■ Task requirements: Extract the text of every entry below exactly; leave images out.

========

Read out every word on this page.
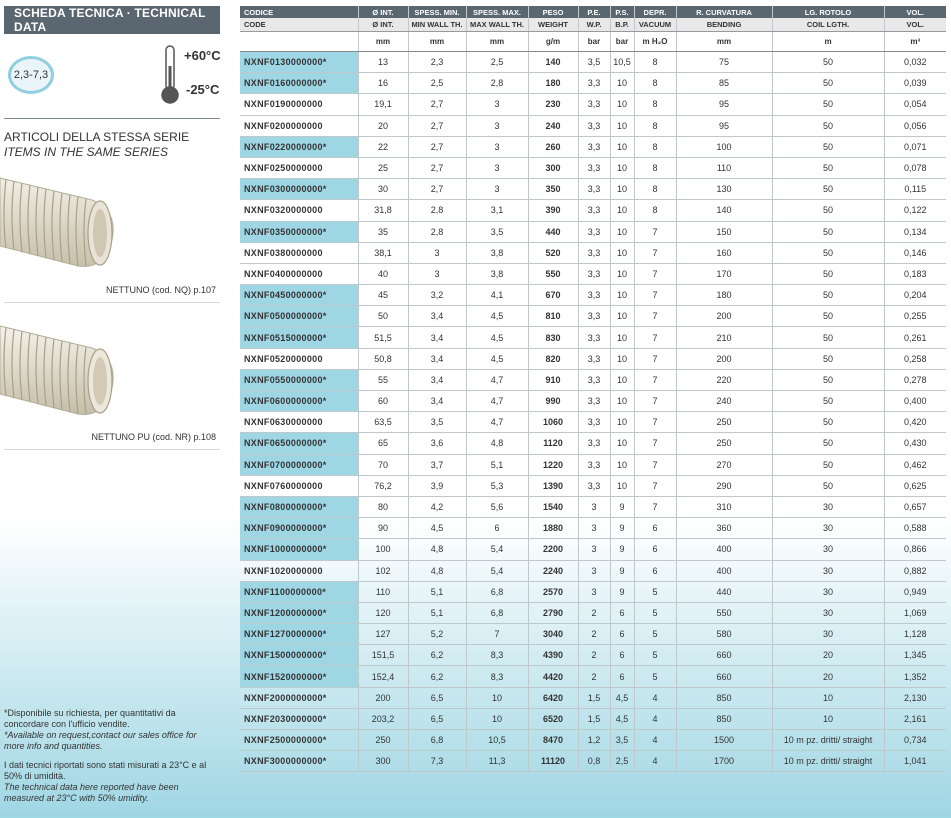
SCHEDA TECNICA · TECHNICAL DATA
2,3-7,3
+60°C
-25°C
ARTICOLI DELLA STESSA SERIE
ITEMS IN THE SAME SERIES
NETTUNO (cod. NQ) p.107
NETTUNO PU (cod. NR) p.108

*Disponibile su richiesta, per quantitativi da concordare con l'ufficio vendite.

*Available on request,contact our sales office for more info and quantities.

I dati tecnici riportati sono stati misurati a 23°C e al 50% di umidità.

The technical data here reported have been measured at 23°C with 50% umidity.

CODICE	Ø INT.	SPESS. MIN.	SPESS. MAX.	PESO	P.E.	P.S.	DEPR.	R. CURVATURA	LG. ROTOLO	VOL.
CODE	Ø INT.	MIN WALL TH.	MAX WALL TH.	WEIGHT	W.P.	B.P.	VACUUM	BENDING	COIL LGTH.	VOL.
	mm	mm	mm	g/m	bar	bar	m H₂O	mm	m	m³
NXNF0130000000*	13	2,3	2,5	140	3,5	10,5	8	75	50	0,032
NXNF0160000000*	16	2,5	2,8	180	3,3	10	8	85	50	0,039
NXNF0190000000	19,1	2,7	3	230	3,3	10	8	95	50	0,054
NXNF0200000000	20	2,7	3	240	3,3	10	8	95	50	0,056
NXNF0220000000*	22	2,7	3	260	3,3	10	8	100	50	0,071
NXNF0250000000	25	2,7	3	300	3,3	10	8	110	50	0,078
NXNF0300000000*	30	2,7	3	350	3,3	10	8	130	50	0,115
NXNF0320000000	31,8	2,8	3,1	390	3,3	10	8	140	50	0,122
NXNF0350000000*	35	2,8	3,5	440	3,3	10	7	150	50	0,134
NXNF0380000000	38,1	3	3,8	520	3,3	10	7	160	50	0,146
NXNF0400000000	40	3	3,8	550	3,3	10	7	170	50	0,183
NXNF0450000000*	45	3,2	4,1	670	3,3	10	7	180	50	0,204
NXNF0500000000*	50	3,4	4,5	810	3,3	10	7	200	50	0,255
NXNF0515000000*	51,5	3,4	4,5	830	3,3	10	7	210	50	0,261
NXNF0520000000	50,8	3,4	4,5	820	3,3	10	7	200	50	0,258
NXNF0550000000*	55	3,4	4,7	910	3,3	10	7	220	50	0,278
NXNF0600000000*	60	3,4	4,7	990	3,3	10	7	240	50	0,400
NXNF0630000000	63,5	3,5	4,7	1060	3,3	10	7	250	50	0,420
NXNF0650000000*	65	3,6	4,8	1120	3,3	10	7	250	50	0,430
NXNF0700000000*	70	3,7	5,1	1220	3,3	10	7	270	50	0,462
NXNF0760000000	76,2	3,9	5,3	1390	3,3	10	7	290	50	0,625
NXNF0800000000*	80	4,2	5,6	1540	3	9	7	310	30	0,657
NXNF0900000000*	90	4,5	6	1880	3	9	6	360	30	0,588
NXNF1000000000*	100	4,8	5,4	2200	3	9	6	400	30	0,866
NXNF1020000000	102	4,8	5,4	2240	3	9	6	400	30	0,882
NXNF1100000000*	110	5,1	6,8	2570	3	9	5	440	30	0,949
NXNF1200000000*	120	5,1	6,8	2790	2	6	5	550	30	1,069
NXNF1270000000*	127	5,2	7	3040	2	6	5	580	30	1,128
NXNF1500000000*	151,5	6,2	8,3	4390	2	6	5	660	20	1,345
NXNF1520000000*	152,4	6,2	8,3	4420	2	6	5	660	20	1,352
NXNF2000000000*	200	6,5	10	6420	1,5	4,5	4	850	10	2,130
NXNF2030000000*	203,2	6,5	10	6520	1,5	4,5	4	850	10	2,161
NXNF2500000000*	250	6,8	10,5	8470	1,2	3,5	4	1500	10 m pz. dritti/ straight	0,734
NXNF3000000000*	300	7,3	11,3	11120	0,8	2,5	4	1700	10 m pz. dritti/ straight	1,041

========

■ Solution to this task:
Read out every word on this page.
SCHEDA TECNICA · TECHNICAL DATA
2,3-7,3
+60°C
-25°C
ARTICOLI DELLA STESSA SERIE
ITEMS IN THE SAME SERIES
NETTUNO (cod. NQ) p.107
NETTUNO PU (cod. NR) p.108

*Disponibile su richiesta, per quantitativi da concordare con l'ufficio vendite.

*Available on request,contact our sales office for more info and quantities.

I dati tecnici riportati sono stati misurati a 23°C e al 50% di umidità.

The technical data here reported have been measured at 23°C with 50% umidity.

CODICE	Ø INT.	SPESS. MIN.	SPESS. MAX.	PESO	P.E.	P.S.	DEPR.	R. CURVATURA	LG. ROTOLO	VOL.
CODE	Ø INT.	MIN WALL TH.	MAX WALL TH.	WEIGHT	W.P.	B.P.	VACUUM	BENDING	COIL LGTH.	VOL.
	mm	mm	mm	g/m	bar	bar	m H₂O	mm	m	m³
NXNF0130000000*	13	2,3	2,5	140	3,5	10,5	8	75	50	0,032
NXNF0160000000*	16	2,5	2,8	180	3,3	10	8	85	50	0,039
NXNF0190000000	19,1	2,7	3	230	3,3	10	8	95	50	0,054
NXNF0200000000	20	2,7	3	240	3,3	10	8	95	50	0,056
NXNF0220000000*	22	2,7	3	260	3,3	10	8	100	50	0,071
NXNF0250000000	25	2,7	3	300	3,3	10	8	110	50	0,078
NXNF0300000000*	30	2,7	3	350	3,3	10	8	130	50	0,115
NXNF0320000000	31,8	2,8	3,1	390	3,3	10	8	140	50	0,122
NXNF0350000000*	35	2,8	3,5	440	3,3	10	7	150	50	0,134
NXNF0380000000	38,1	3	3,8	520	3,3	10	7	160	50	0,146
NXNF0400000000	40	3	3,8	550	3,3	10	7	170	50	0,183
NXNF0450000000*	45	3,2	4,1	670	3,3	10	7	180	50	0,204
NXNF0500000000*	50	3,4	4,5	810	3,3	10	7	200	50	0,255
NXNF0515000000*	51,5	3,4	4,5	830	3,3	10	7	210	50	0,261
NXNF0520000000	50,8	3,4	4,5	820	3,3	10	7	200	50	0,258
NXNF0550000000*	55	3,4	4,7	910	3,3	10	7	220	50	0,278
NXNF0600000000*	60	3,4	4,7	990	3,3	10	7	240	50	0,400
NXNF0630000000	63,5	3,5	4,7	1060	3,3	10	7	250	50	0,420
NXNF0650000000*	65	3,6	4,8	1120	3,3	10	7	250	50	0,430
NXNF0700000000*	70	3,7	5,1	1220	3,3	10	7	270	50	0,462
NXNF0760000000	76,2	3,9	5,3	1390	3,3	10	7	290	50	0,625
NXNF0800000000*	80	4,2	5,6	1540	3	9	7	310	30	0,657
NXNF0900000000*	90	4,5	6	1880	3	9	6	360	30	0,588
NXNF1000000000*	100	4,8	5,4	2200	3	9	6	400	30	0,866
NXNF1020000000	102	4,8	5,4	2240	3	9	6	400	30	0,882
NXNF1100000000*	110	5,1	6,8	2570	3	9	5	440	30	0,949
NXNF1200000000*	120	5,1	6,8	2790	2	6	5	550	30	1,069
NXNF1270000000*	127	5,2	7	3040	2	6	5	580	30	1,128
NXNF1500000000*	151,5	6,2	8,3	4390	2	6	5	660	20	1,345
NXNF1520000000*	152,4	6,2	8,3	4420	2	6	5	660	20	1,352
NXNF2000000000*	200	6,5	10	6420	1,5	4,5	4	850	10	2,130
NXNF2030000000*	203,2	6,5	10	6520	1,5	4,5	4	850	10	2,161
NXNF2500000000*	250	6,8	10,5	8470	1,2	3,5	4	1500	10 m pz. dritti/ straight	0,734
NXNF3000000000*	300	7,3	11,3	11120	0,8	2,5	4	1700	10 m pz. dritti/ straight	1,041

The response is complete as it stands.